• Aim of the exercise
Write out the whole listing exactly as it stands.
— START OF Data for this exercise —
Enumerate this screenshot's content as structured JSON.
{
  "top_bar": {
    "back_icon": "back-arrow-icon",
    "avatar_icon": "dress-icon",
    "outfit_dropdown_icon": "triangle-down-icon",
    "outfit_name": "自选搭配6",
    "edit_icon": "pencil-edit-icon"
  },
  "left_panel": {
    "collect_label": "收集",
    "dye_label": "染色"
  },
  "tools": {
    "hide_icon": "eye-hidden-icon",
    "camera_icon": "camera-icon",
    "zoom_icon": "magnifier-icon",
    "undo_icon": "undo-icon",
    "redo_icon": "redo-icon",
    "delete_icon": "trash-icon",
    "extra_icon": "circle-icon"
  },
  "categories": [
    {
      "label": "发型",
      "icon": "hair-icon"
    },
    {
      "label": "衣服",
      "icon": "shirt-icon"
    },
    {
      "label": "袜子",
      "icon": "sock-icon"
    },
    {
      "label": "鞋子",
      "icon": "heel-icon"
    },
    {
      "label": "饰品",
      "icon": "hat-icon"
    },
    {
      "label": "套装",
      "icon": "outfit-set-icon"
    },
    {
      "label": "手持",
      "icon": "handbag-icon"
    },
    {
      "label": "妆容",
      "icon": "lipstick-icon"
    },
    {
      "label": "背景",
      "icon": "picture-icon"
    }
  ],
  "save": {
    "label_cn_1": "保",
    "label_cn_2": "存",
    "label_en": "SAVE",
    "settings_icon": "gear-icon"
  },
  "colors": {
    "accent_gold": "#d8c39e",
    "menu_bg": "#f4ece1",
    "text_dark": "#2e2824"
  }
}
— END OF Data for this exercise —
• Right answer
Enumerate this screenshot's content as structured JSON.
{
  "top_bar": {
    "back_icon": "back-arrow-icon",
    "avatar_icon": "dress-icon",
    "outfit_dropdown_icon": "triangle-down-icon",
    "outfit_name": "自选搭配6",
    "edit_icon": "pencil-edit-icon"
  },
  "left_panel": {
    "collect_label": "收集",
    "dye_label": "染色"
  },
  "tools": {
    "hide_icon": "eye-hidden-icon",
    "camera_icon": "camera-icon",
    "zoom_icon": "magnifier-icon",
    "undo_icon": "undo-icon",
    "redo_icon": "redo-icon",
    "delete_icon": "trash-icon",
    "extra_icon": "circle-icon"
  },
  "categories": [
    {
      "label": "发型",
      "icon": "hair-icon"
    },
    {
      "label": "衣服",
      "icon": "shirt-icon"
    },
    {
      "label": "袜子",
      "icon": "sock-icon"
    },
    {
      "label": "鞋子",
      "icon": "heel-icon"
    },
    {
      "label": "饰品",
      "icon": "hat-icon"
    },
    {
      "label": "套装",
      "icon": "outfit-set-icon"
    },
    {
      "label": "手持",
      "icon": "handbag-icon"
    },
    {
      "label": "妆容",
      "icon": "lipstick-icon"
    },
    {
      "label": "背景",
      "icon": "picture-icon"
    }
  ],
  "save": {
    "label_cn_1": "保",
    "label_cn_2": "存",
    "label_en": "SAVE",
    "settings_icon": "gear-icon"
  },
  "colors": {
    "accent_gold": "#d8c39e",
    "menu_bg": "#f4ece1",
    "text_dark": "#2e2824"
  }
}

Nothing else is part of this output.